What you will do.
Every line below is to be quoted exactly, with nothing added or dropped.

### Available records ###

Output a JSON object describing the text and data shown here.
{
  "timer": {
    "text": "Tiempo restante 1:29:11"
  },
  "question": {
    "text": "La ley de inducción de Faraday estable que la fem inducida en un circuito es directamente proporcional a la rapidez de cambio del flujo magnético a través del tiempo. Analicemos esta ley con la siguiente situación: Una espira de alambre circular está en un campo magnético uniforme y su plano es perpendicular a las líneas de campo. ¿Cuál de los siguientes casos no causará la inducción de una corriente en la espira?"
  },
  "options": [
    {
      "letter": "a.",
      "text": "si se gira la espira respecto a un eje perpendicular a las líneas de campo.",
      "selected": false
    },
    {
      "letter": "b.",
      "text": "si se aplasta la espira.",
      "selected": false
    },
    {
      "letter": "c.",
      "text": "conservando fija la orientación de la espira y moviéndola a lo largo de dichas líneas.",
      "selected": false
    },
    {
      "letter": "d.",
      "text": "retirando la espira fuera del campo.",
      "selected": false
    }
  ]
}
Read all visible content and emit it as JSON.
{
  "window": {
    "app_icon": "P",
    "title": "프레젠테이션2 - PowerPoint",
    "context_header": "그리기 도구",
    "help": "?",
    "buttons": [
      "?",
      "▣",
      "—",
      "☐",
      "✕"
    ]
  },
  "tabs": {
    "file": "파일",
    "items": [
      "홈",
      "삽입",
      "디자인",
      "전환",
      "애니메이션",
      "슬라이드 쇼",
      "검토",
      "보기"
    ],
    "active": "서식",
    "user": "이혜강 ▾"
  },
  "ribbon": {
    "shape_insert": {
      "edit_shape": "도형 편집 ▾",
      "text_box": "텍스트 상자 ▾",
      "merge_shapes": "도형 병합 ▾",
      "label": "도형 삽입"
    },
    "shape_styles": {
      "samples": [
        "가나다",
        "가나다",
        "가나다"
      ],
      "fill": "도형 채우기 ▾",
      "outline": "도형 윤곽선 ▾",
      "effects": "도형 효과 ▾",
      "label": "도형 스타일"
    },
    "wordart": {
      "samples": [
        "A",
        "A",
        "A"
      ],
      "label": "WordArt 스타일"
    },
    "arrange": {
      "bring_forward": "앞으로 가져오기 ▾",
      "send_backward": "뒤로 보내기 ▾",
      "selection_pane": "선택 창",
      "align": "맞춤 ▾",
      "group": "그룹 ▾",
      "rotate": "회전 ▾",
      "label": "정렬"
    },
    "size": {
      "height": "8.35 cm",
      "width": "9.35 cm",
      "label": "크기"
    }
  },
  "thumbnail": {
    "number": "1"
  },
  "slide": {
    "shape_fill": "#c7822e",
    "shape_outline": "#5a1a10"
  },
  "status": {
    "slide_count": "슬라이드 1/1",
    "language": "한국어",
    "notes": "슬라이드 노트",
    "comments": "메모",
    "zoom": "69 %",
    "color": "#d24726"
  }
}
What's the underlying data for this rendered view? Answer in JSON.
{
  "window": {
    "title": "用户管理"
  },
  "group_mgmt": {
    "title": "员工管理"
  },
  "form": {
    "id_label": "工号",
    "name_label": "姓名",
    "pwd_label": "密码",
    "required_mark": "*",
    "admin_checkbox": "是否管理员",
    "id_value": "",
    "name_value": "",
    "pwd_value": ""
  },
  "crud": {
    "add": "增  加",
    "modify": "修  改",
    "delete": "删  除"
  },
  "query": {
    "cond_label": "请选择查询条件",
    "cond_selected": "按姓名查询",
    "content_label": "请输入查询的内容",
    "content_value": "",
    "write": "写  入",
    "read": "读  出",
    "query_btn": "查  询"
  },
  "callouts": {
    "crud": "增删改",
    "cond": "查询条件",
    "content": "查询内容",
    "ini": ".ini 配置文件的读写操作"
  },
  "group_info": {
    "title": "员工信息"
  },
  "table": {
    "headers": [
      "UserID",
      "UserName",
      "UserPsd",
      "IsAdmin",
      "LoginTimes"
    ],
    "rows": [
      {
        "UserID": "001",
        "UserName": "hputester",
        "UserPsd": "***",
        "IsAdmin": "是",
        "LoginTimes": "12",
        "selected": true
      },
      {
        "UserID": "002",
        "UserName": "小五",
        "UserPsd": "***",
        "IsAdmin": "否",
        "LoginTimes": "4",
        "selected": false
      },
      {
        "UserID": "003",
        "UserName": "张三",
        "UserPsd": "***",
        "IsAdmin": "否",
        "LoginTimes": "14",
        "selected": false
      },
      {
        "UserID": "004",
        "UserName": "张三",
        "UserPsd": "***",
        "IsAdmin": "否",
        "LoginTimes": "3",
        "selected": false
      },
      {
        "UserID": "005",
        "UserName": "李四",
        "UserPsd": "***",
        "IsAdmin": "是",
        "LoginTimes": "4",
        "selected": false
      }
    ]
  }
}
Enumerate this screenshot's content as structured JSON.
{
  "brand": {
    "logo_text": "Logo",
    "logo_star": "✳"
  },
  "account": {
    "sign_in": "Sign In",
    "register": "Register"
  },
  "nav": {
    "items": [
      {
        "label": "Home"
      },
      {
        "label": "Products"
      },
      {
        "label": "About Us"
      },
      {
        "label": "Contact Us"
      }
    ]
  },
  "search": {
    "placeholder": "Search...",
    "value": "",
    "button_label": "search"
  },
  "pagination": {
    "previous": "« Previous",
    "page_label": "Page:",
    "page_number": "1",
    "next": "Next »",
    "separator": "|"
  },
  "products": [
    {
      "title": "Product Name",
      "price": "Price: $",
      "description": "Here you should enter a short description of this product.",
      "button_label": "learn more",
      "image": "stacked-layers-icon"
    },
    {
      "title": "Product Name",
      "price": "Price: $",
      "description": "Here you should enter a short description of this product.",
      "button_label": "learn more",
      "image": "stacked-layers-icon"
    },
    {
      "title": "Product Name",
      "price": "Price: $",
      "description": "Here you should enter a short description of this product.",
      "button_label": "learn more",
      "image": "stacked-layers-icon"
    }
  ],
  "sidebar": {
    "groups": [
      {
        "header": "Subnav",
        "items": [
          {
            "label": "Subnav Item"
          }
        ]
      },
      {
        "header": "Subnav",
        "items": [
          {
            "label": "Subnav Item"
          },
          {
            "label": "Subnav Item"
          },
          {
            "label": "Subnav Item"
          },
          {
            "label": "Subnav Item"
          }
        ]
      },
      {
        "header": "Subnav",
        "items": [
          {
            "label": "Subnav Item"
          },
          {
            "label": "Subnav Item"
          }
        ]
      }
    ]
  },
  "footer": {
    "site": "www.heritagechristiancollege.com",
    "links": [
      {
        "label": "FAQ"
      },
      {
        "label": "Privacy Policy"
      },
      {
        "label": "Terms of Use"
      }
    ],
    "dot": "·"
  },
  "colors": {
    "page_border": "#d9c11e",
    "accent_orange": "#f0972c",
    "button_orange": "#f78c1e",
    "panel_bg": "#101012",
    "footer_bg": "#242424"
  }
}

###

Output.
Output a JSON object describing the text and data shown here.
{
  "timer": {
    "text": "Tiempo restante 1:29:11"
  },
  "question": {
    "text": "La ley de inducción de Faraday estable que la fem inducida en un circuito es directamente proporcional a la rapidez de cambio del flujo magnético a través del tiempo. Analicemos esta ley con la siguiente situación: Una espira de alambre circular está en un campo magnético uniforme y su plano es perpendicular a las líneas de campo. ¿Cuál de los siguientes casos no causará la inducción de una corriente en la espira?"
  },
  "options": [
    {
      "letter": "a.",
      "text": "si se gira la espira respecto a un eje perpendicular a las líneas de campo.",
      "selected": false
    },
    {
      "letter": "b.",
      "text": "si se aplasta la espira.",
      "selected": false
    },
    {
      "letter": "c.",
      "text": "conservando fija la orientación de la espira y moviéndola a lo largo de dichas líneas.",
      "selected": false
    },
    {
      "letter": "d.",
      "text": "retirando la espira fuera del campo.",
      "selected": false
    }
  ]
}
Read all visible content and emit it as JSON.
{
  "window": {
    "app_icon": "P",
    "title": "프레젠테이션2 - PowerPoint",
    "context_header": "그리기 도구",
    "help": "?",
    "buttons": [
      "?",
      "▣",
      "—",
      "☐",
      "✕"
    ]
  },
  "tabs": {
    "file": "파일",
    "items": [
      "홈",
      "삽입",
      "디자인",
      "전환",
      "애니메이션",
      "슬라이드 쇼",
      "검토",
      "보기"
    ],
    "active": "서식",
    "user": "이혜강 ▾"
  },
  "ribbon": {
    "shape_insert": {
      "edit_shape": "도형 편집 ▾",
      "text_box": "텍스트 상자 ▾",
      "merge_shapes": "도형 병합 ▾",
      "label": "도형 삽입"
    },
    "shape_styles": {
      "samples": [
        "가나다",
        "가나다",
        "가나다"
      ],
      "fill": "도형 채우기 ▾",
      "outline": "도형 윤곽선 ▾",
      "effects": "도형 효과 ▾",
      "label": "도형 스타일"
    },
    "wordart": {
      "samples": [
        "A",
        "A",
        "A"
      ],
      "label": "WordArt 스타일"
    },
    "arrange": {
      "bring_forward": "앞으로 가져오기 ▾",
      "send_backward": "뒤로 보내기 ▾",
      "selection_pane": "선택 창",
      "align": "맞춤 ▾",
      "group": "그룹 ▾",
      "rotate": "회전 ▾",
      "label": "정렬"
    },
    "size": {
      "height": "8.35 cm",
      "width": "9.35 cm",
      "label": "크기"
    }
  },
  "thumbnail": {
    "number": "1"
  },
  "slide": {
    "shape_fill": "#c7822e",
    "shape_outline": "#5a1a10"
  },
  "status": {
    "slide_count": "슬라이드 1/1",
    "language": "한국어",
    "notes": "슬라이드 노트",
    "comments": "메모",
    "zoom": "69 %",
    "color": "#d24726"
  }
}
What's the underlying data for this rendered view? Answer in JSON.
{
  "window": {
    "title": "用户管理"
  },
  "group_mgmt": {
    "title": "员工管理"
  },
  "form": {
    "id_label": "工号",
    "name_label": "姓名",
    "pwd_label": "密码",
    "required_mark": "*",
    "admin_checkbox": "是否管理员",
    "id_value": "",
    "name_value": "",
    "pwd_value": ""
  },
  "crud": {
    "add": "增  加",
    "modify": "修  改",
    "delete": "删  除"
  },
  "query": {
    "cond_label": "请选择查询条件",
    "cond_selected": "按姓名查询",
    "content_label": "请输入查询的内容",
    "content_value": "",
    "write": "写  入",
    "read": "读  出",
    "query_btn": "查  询"
  },
  "callouts": {
    "crud": "增删改",
    "cond": "查询条件",
    "content": "查询内容",
    "ini": ".ini 配置文件的读写操作"
  },
  "group_info": {
    "title": "员工信息"
  },
  "table": {
    "headers": [
      "UserID",
      "UserName",
      "UserPsd",
      "IsAdmin",
      "LoginTimes"
    ],
    "rows": [
      {
        "UserID": "001",
        "UserName": "hputester",
        "UserPsd": "***",
        "IsAdmin": "是",
        "LoginTimes": "12",
        "selected": true
      },
      {
        "UserID": "002",
        "UserName": "小五",
        "UserPsd": "***",
        "IsAdmin": "否",
        "LoginTimes": "4",
        "selected": false
      },
      {
        "UserID": "003",
        "UserName": "张三",
        "UserPsd": "***",
        "IsAdmin": "否",
        "LoginTimes": "14",
        "selected": false
      },
      {
        "UserID": "004",
        "UserName": "张三",
        "UserPsd": "***",
        "IsAdmin": "否",
        "LoginTimes": "3",
        "selected": false
      },
      {
        "UserID": "005",
        "UserName": "李四",
        "UserPsd": "***",
        "IsAdmin": "是",
        "LoginTimes": "4",
        "selected": false
      }
    ]
  }
}
Enumerate this screenshot's content as structured JSON.
{
  "brand": {
    "logo_text": "Logo",
    "logo_star": "✳"
  },
  "account": {
    "sign_in": "Sign In",
    "register": "Register"
  },
  "nav": {
    "items": [
      {
        "label": "Home"
      },
      {
        "label": "Products"
      },
      {
        "label": "About Us"
      },
      {
        "label": "Contact Us"
      }
    ]
  },
  "search": {
    "placeholder": "Search...",
    "value": "",
    "button_label": "search"
  },
  "pagination": {
    "previous": "« Previous",
    "page_label": "Page:",
    "page_number": "1",
    "next": "Next »",
    "separator": "|"
  },
  "products": [
    {
      "title": "Product Name",
      "price": "Price: $",
      "description": "Here you should enter a short description of this product.",
      "button_label": "learn more",
      "image": "stacked-layers-icon"
    },
    {
      "title": "Product Name",
      "price": "Price: $",
      "description": "Here you should enter a short description of this product.",
      "button_label": "learn more",
      "image": "stacked-layers-icon"
    },
    {
      "title": "Product Name",
      "price": "Price: $",
      "description": "Here you should enter a short description of this product.",
      "button_label": "learn more",
      "image": "stacked-layers-icon"
    }
  ],
  "sidebar": {
    "groups": [
      {
        "header": "Subnav",
        "items": [
          {
            "label": "Subnav Item"
          }
        ]
      },
      {
        "header": "Subnav",
        "items": [
          {
            "label": "Subnav Item"
          },
          {
            "label": "Subnav Item"
          },
          {
            "label": "Subnav Item"
          },
          {
            "label": "Subnav Item"
          }
        ]
      },
      {
        "header": "Subnav",
        "items": [
          {
            "label": "Subnav Item"
          },
          {
            "label": "Subnav Item"
          }
        ]
      }
    ]
  },
  "footer": {
    "site": "www.heritagechristiancollege.com",
    "links": [
      {
        "label": "FAQ"
      },
      {
        "label": "Privacy Policy"
      },
      {
        "label": "Terms of Use"
      }
    ],
    "dot": "·"
  },
  "colors": {
    "page_border": "#d9c11e",
    "accent_orange": "#f0972c",
    "button_orange": "#f78c1e",
    "panel_bg": "#101012",
    "footer_bg": "#242424"
  }
}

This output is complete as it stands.